>> begin

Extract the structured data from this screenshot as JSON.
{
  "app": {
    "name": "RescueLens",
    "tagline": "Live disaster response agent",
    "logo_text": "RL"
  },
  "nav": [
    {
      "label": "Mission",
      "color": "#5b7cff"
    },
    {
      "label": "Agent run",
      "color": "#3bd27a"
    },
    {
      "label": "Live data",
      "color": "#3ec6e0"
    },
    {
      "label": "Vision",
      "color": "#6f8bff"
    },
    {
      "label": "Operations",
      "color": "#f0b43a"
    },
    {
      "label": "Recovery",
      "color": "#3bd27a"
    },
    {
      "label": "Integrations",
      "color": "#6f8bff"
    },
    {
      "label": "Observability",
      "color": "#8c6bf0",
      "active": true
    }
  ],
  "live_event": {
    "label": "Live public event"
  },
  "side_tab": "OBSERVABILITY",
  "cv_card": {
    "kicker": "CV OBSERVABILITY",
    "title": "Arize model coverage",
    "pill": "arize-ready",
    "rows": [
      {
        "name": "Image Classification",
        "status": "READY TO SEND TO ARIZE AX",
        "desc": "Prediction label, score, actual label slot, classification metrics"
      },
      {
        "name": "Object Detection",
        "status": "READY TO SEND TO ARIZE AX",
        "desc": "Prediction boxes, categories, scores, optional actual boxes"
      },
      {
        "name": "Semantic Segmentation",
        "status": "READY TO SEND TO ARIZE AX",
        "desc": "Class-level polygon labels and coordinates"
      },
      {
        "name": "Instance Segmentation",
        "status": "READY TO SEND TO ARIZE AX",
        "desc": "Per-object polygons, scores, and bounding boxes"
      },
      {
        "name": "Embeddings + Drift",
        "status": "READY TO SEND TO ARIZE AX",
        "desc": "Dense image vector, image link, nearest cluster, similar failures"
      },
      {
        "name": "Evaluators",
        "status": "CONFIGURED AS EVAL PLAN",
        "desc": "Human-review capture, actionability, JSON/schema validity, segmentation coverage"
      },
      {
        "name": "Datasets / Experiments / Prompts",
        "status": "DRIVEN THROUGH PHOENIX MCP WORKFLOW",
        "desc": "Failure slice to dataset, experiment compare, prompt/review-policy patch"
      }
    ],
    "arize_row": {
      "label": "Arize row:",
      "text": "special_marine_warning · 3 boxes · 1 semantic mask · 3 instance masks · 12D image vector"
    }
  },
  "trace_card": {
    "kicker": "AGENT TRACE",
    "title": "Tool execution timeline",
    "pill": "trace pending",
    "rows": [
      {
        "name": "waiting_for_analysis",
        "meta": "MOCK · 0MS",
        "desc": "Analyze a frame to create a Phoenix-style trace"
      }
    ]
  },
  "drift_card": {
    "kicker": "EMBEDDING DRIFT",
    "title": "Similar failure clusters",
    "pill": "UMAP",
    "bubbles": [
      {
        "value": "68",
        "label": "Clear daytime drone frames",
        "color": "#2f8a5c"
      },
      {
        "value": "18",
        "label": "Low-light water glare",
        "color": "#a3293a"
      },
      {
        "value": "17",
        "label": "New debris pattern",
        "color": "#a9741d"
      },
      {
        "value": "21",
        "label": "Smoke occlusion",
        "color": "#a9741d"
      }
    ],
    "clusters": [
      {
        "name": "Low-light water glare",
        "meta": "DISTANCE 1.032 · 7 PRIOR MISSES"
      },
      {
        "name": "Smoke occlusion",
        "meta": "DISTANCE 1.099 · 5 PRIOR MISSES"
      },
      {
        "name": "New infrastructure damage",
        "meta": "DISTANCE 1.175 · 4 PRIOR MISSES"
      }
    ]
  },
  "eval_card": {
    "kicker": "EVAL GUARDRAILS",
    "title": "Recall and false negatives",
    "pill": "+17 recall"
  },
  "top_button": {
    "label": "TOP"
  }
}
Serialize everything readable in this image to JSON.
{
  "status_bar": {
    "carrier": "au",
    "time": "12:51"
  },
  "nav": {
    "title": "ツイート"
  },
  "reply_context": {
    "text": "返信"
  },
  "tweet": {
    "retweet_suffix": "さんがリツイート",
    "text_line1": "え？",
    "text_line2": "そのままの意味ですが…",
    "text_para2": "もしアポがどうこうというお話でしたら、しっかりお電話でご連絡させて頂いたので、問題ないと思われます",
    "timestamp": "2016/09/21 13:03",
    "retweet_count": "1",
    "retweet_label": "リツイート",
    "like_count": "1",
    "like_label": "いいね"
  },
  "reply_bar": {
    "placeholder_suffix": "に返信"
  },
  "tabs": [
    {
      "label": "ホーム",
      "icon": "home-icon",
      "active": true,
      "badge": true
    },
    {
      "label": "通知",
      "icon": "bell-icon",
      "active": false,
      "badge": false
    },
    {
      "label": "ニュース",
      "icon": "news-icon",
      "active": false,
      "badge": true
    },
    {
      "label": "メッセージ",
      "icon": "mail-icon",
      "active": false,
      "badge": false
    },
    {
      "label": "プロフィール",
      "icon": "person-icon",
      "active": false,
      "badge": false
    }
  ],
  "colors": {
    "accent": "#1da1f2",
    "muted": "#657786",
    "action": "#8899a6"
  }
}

>> end

## Exercise instructions
Copy out the lines that hold "pill".

## Full response
    "pill": "arize-ready",
    "pill": "trace pending",
    "pill": "UMAP",
    "pill": "+17 recall"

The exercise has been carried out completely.